■ Brief: From the listing below, work out how many lines contain "Startup". Reply with that number only.

■ Available data:

--

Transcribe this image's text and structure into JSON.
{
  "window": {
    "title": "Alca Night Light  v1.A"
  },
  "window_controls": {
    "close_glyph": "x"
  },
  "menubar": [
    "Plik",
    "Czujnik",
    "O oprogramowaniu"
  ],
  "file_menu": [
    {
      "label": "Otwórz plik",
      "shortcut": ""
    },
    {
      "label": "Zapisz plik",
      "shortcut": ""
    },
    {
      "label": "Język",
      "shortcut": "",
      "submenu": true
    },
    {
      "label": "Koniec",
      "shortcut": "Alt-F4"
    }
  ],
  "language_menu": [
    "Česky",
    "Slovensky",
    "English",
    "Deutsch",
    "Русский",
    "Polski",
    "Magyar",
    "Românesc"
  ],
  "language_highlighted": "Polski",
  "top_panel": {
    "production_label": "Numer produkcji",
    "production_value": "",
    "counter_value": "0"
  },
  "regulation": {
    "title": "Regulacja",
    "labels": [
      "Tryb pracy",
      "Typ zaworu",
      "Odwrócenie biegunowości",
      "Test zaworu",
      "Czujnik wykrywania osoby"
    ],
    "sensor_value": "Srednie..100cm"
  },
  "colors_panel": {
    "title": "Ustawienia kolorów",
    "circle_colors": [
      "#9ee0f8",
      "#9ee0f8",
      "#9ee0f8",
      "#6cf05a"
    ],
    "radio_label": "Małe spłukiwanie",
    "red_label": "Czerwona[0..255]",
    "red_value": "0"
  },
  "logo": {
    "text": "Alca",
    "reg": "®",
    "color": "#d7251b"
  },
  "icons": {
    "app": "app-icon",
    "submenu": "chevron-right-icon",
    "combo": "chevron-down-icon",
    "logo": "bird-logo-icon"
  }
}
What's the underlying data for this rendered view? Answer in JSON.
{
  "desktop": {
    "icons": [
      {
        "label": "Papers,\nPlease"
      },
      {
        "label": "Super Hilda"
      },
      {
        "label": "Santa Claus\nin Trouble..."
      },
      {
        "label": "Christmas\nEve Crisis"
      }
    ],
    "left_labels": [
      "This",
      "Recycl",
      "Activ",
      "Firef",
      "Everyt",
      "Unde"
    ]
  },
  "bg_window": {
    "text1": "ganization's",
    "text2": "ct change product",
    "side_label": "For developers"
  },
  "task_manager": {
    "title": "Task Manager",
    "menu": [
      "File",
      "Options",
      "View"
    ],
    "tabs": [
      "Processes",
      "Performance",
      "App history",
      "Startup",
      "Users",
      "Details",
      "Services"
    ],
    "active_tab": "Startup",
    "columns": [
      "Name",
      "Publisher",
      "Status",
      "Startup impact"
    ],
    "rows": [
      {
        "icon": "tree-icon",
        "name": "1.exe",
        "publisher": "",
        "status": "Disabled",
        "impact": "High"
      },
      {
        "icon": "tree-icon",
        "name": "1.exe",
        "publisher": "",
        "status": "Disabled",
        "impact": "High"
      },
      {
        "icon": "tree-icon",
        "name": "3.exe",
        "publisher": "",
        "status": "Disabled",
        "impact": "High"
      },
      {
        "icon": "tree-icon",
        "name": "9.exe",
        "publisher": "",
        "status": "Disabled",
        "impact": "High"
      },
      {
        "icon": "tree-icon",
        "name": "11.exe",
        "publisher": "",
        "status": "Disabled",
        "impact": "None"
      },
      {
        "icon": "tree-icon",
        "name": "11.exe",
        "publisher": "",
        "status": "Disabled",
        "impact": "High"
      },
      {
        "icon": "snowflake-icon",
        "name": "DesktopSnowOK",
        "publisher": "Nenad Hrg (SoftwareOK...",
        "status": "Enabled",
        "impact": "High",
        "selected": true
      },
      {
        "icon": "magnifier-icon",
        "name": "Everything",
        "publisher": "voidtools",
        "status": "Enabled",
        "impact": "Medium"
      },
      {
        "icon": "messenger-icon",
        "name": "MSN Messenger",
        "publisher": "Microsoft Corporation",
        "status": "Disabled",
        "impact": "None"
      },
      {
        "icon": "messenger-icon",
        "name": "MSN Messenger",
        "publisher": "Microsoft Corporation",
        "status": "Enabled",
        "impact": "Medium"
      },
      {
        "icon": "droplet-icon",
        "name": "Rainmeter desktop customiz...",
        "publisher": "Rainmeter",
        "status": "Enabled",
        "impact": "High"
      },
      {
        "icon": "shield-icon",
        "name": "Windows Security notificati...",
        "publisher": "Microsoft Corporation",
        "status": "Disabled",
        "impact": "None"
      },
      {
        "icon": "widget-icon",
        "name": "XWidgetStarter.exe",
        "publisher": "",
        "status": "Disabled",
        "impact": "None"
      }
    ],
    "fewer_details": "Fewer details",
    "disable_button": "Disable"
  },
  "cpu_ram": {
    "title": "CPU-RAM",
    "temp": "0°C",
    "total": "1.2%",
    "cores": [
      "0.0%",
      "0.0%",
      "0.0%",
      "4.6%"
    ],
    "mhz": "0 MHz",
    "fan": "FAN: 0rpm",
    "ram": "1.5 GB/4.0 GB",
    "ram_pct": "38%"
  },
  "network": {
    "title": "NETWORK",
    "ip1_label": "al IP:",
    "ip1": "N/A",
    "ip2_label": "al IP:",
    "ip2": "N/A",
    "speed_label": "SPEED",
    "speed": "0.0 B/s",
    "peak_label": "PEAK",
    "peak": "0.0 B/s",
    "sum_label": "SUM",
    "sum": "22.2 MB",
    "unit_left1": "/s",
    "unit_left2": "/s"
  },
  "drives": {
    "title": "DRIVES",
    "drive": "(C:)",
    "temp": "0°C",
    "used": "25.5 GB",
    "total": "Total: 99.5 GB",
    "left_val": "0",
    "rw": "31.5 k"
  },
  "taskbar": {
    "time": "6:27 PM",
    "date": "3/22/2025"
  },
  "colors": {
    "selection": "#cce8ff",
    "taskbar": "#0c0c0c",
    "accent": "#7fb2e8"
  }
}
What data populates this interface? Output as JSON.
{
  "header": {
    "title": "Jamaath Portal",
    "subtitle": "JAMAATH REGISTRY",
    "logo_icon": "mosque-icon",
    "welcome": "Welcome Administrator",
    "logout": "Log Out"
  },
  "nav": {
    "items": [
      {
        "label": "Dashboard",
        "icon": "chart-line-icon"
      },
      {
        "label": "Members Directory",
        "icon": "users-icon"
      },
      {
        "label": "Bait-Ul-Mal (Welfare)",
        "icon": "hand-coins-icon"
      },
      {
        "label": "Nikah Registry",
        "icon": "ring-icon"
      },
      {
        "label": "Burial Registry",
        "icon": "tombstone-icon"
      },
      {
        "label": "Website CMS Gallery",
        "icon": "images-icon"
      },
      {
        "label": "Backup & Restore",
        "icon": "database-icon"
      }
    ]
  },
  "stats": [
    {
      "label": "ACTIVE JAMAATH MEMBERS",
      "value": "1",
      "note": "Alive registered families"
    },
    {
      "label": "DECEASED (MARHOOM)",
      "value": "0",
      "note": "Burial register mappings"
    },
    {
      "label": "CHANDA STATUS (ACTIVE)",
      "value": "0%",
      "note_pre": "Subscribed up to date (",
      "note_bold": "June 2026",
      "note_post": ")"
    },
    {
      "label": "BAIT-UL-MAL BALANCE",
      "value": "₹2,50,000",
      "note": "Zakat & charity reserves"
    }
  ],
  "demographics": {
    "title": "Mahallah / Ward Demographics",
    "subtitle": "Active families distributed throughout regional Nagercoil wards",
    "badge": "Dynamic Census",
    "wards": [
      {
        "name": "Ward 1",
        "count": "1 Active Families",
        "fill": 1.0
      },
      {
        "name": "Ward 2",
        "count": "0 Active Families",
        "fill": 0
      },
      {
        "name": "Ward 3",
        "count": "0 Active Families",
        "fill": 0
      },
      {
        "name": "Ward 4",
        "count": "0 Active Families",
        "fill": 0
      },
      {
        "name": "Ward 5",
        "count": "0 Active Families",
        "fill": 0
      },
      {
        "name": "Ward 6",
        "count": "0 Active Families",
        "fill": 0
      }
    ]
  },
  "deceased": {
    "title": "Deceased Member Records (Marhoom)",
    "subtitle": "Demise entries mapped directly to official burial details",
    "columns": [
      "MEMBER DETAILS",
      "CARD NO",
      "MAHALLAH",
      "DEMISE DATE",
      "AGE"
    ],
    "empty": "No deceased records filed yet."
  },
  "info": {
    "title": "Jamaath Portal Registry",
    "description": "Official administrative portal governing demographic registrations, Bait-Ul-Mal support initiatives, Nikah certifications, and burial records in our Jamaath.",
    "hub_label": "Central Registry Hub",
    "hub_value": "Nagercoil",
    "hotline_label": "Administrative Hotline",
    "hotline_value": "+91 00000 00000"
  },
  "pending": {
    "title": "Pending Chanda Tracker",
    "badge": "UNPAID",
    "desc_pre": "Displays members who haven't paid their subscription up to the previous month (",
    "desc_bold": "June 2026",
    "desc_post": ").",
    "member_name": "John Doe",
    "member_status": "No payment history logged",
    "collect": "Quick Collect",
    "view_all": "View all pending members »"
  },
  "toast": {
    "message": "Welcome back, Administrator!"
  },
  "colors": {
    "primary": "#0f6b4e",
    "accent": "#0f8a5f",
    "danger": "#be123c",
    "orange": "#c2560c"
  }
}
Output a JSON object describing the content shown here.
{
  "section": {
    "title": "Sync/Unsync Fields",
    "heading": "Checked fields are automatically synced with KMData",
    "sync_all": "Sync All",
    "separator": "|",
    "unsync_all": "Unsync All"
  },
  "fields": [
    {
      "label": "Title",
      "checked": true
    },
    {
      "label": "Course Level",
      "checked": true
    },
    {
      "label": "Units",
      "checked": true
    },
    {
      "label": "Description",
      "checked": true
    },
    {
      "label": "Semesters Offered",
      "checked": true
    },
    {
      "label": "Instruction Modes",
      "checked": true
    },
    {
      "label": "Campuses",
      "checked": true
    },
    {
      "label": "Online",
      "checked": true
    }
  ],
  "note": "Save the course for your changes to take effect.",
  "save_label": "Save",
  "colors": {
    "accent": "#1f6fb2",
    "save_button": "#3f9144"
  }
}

--

■ Task response: 3